> [Required work] Extract all lines in the data that contain the word "которые".

> [Dataset records]

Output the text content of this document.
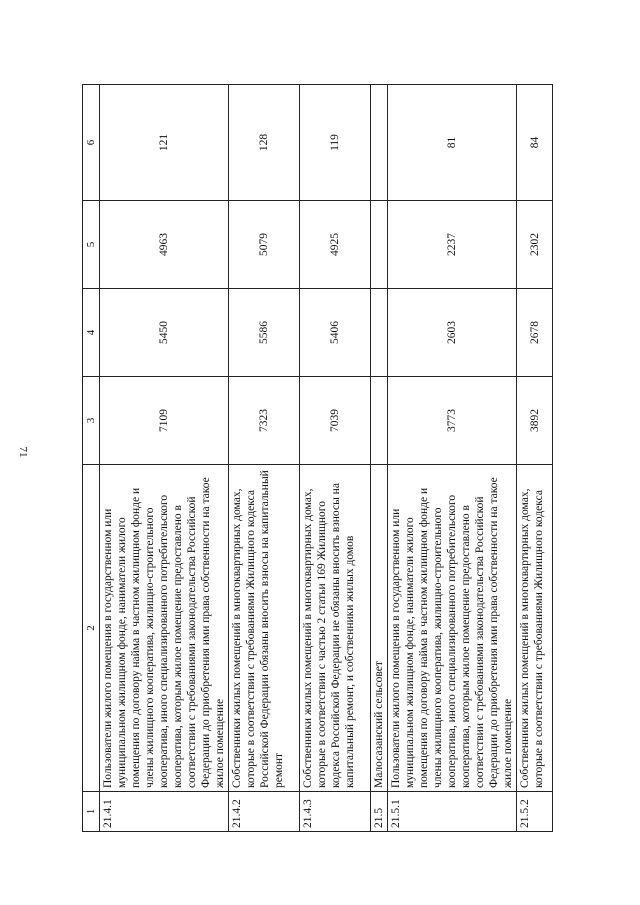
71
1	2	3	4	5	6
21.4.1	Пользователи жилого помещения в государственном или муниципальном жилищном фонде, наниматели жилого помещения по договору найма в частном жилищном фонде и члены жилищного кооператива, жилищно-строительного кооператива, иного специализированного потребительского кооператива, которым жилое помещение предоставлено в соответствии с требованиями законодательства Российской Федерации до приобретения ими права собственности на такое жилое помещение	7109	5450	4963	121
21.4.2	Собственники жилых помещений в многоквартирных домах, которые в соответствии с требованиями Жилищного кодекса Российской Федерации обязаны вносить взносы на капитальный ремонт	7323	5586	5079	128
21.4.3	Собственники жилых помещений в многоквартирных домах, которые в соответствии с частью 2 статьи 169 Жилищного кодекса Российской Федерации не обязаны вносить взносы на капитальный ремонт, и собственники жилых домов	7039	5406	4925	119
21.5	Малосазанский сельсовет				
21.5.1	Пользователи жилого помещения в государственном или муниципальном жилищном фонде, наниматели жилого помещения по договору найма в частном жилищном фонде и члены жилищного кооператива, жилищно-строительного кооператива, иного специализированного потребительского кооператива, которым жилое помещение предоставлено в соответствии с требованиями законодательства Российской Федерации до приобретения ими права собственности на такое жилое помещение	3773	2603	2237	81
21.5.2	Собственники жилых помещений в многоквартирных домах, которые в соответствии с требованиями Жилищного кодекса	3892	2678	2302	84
...
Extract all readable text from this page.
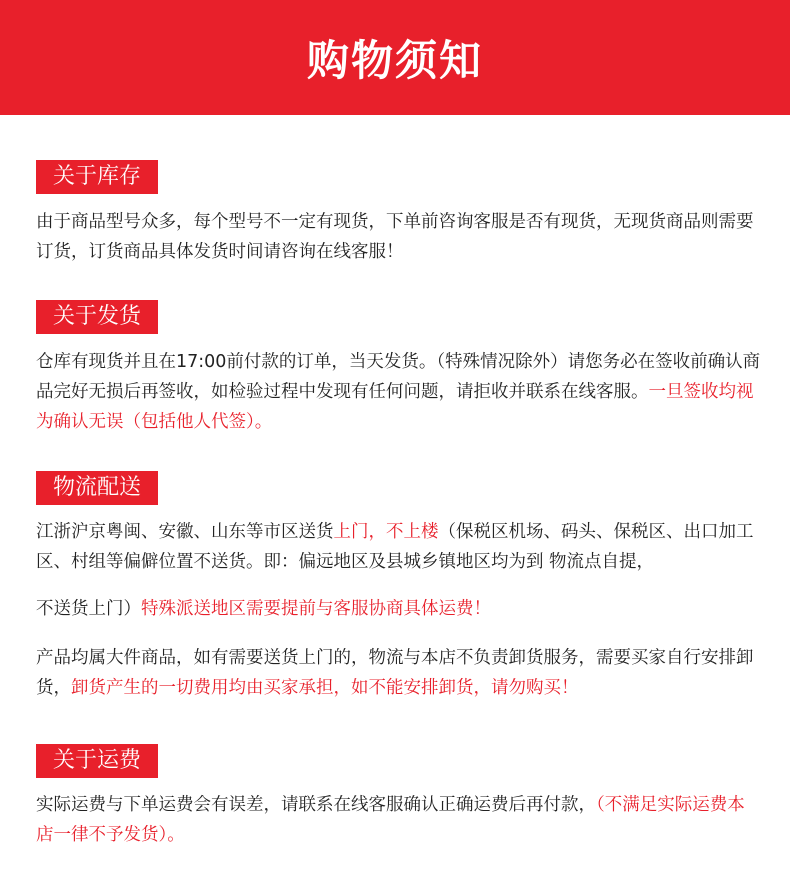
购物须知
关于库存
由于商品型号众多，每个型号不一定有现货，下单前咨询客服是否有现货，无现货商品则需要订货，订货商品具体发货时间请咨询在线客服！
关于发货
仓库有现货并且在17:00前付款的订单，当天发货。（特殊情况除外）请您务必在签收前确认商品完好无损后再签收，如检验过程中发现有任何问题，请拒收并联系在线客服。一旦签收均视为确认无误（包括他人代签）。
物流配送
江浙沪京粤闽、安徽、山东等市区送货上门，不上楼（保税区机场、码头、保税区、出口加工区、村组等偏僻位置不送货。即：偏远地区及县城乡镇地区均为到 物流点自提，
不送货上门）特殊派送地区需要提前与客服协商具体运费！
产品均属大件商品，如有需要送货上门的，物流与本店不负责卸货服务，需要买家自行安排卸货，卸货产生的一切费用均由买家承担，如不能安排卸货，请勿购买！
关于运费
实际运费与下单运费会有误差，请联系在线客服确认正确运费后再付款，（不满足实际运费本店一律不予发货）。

> [Final result]
21.4.2	Собственники жилых помещений в многоквартирных домах, которые в соответствии с требованиями Жилищного кодекса Российской Федерации обязаны вносить взносы на капитальный ремонт	7323	5586	5079	128
21.4.3	Собственники жилых помещений в многоквартирных домах, которые в соответствии с частью 2 статьи 169 Жилищного кодекса Российской Федерации не обязаны вносить взносы на капитальный ремонт, и собственники жилых домов	7039	5406	4925	119
21.5.2	Собственники жилых помещений в многоквартирных домах, которые в соответствии с требованиями Жилищного кодекса	3892	2678	2302	84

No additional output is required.